[Collection entries]
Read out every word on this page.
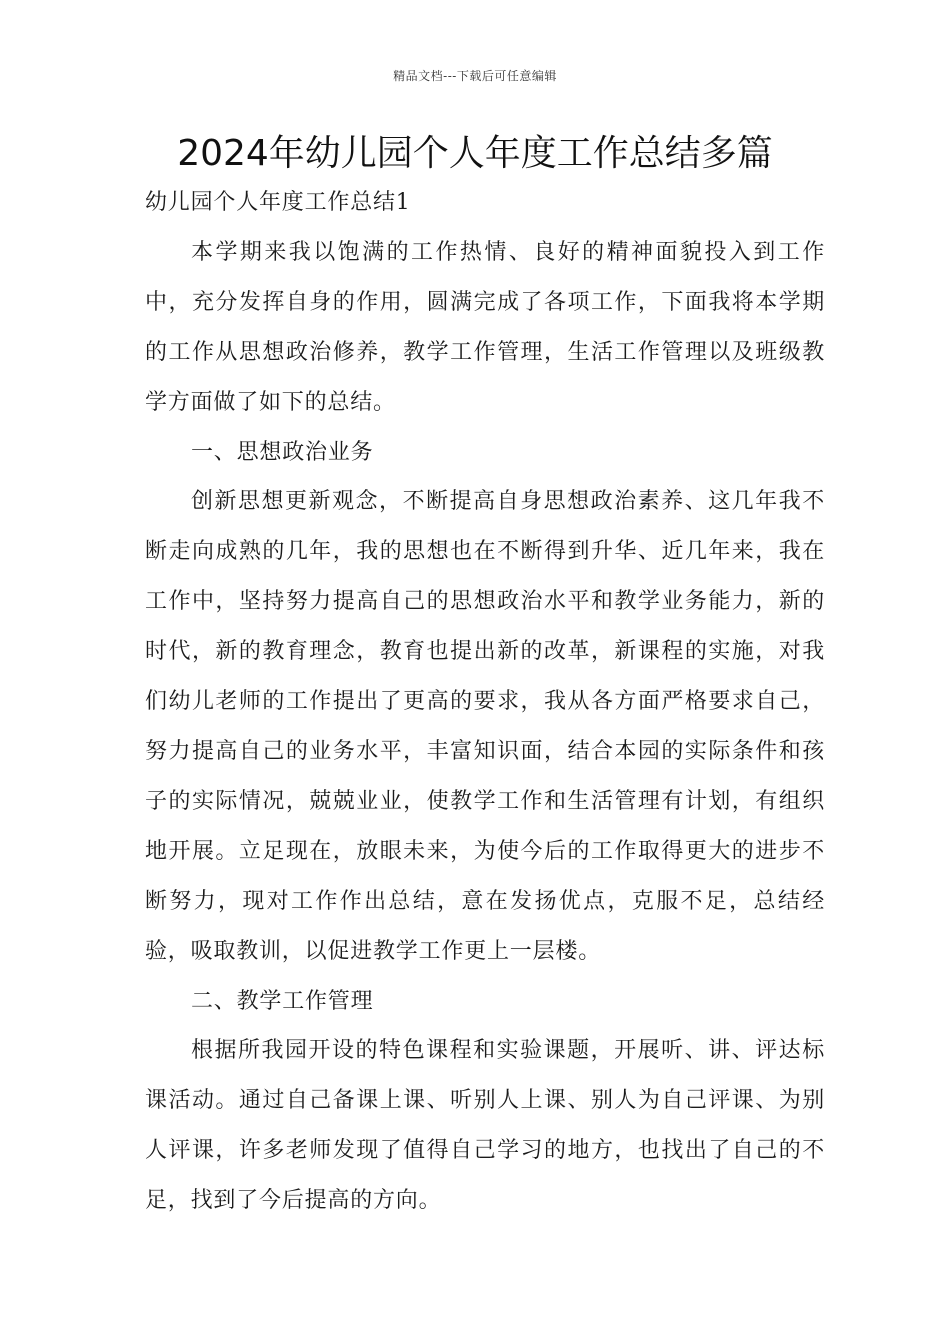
精品文档---下载后可任意编辑
2024年幼儿园个人年度工作总结多篇

幼儿园个人年度工作总结1

本学期来我以饱满的工作热情、良好的精神面貌投入到工作中，充分发挥自身的作用，圆满完成了各项工作，下面我将本学期的工作从思想政治修养，教学工作管理，生活工作管理以及班级教学方面做了如下的总结。

一、思想政治业务

创新思想更新观念，不断提高自身思想政治素养、这几年我不断走向成熟的几年，我的思想也在不断得到升华、近几年来，我在工作中，坚持努力提高自己的思想政治水平和教学业务能力，新的时代，新的教育理念，教育也提出新的改革，新课程的实施，对我们幼儿老师的工作提出了更高的要求，我从各方面严格要求自己，努力提高自己的业务水平，丰富知识面，结合本园的实际条件和孩子的实际情况，兢兢业业，使教学工作和生活管理有计划，有组织地开展。立足现在，放眼未来，为使今后的工作取得更大的进步不断努力，现对工作作出总结，意在发扬优点，克服不足，总结经验，吸取教训，以促进教学工作更上一层楼。

二、教学工作管理

根据所我园开设的特色课程和实验课题，开展听、讲、评达标课活动。通过自己备课上课、听别人上课、别人为自己评课、为别人评课，许多老师发现了值得自己学习的地方，也找出了自己的不足，找到了今后提高的方向。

Exercise task
Give every line above again exactly, with no pictures.

Expected answer
Read out every word on this page.
精品文档---下载后可任意编辑
2024年幼儿园个人年度工作总结多篇

幼儿园个人年度工作总结1

本学期来我以饱满的工作热情、良好的精神面貌投入到工作中，充分发挥自身的作用，圆满完成了各项工作，下面我将本学期的工作从思想政治修养，教学工作管理，生活工作管理以及班级教学方面做了如下的总结。

一、思想政治业务

创新思想更新观念，不断提高自身思想政治素养、这几年我不断走向成熟的几年，我的思想也在不断得到升华、近几年来，我在工作中，坚持努力提高自己的思想政治水平和教学业务能力，新的时代，新的教育理念，教育也提出新的改革，新课程的实施，对我们幼儿老师的工作提出了更高的要求，我从各方面严格要求自己，努力提高自己的业务水平，丰富知识面，结合本园的实际条件和孩子的实际情况，兢兢业业，使教学工作和生活管理有计划，有组织地开展。立足现在，放眼未来，为使今后的工作取得更大的进步不断努力，现对工作作出总结，意在发扬优点，克服不足，总结经验，吸取教训，以促进教学工作更上一层楼。

二、教学工作管理

根据所我园开设的特色课程和实验课题，开展听、讲、评达标课活动。通过自己备课上课、听别人上课、别人为自己评课、为别人评课，许多老师发现了值得自己学习的地方，也找出了自己的不足，找到了今后提高的方向。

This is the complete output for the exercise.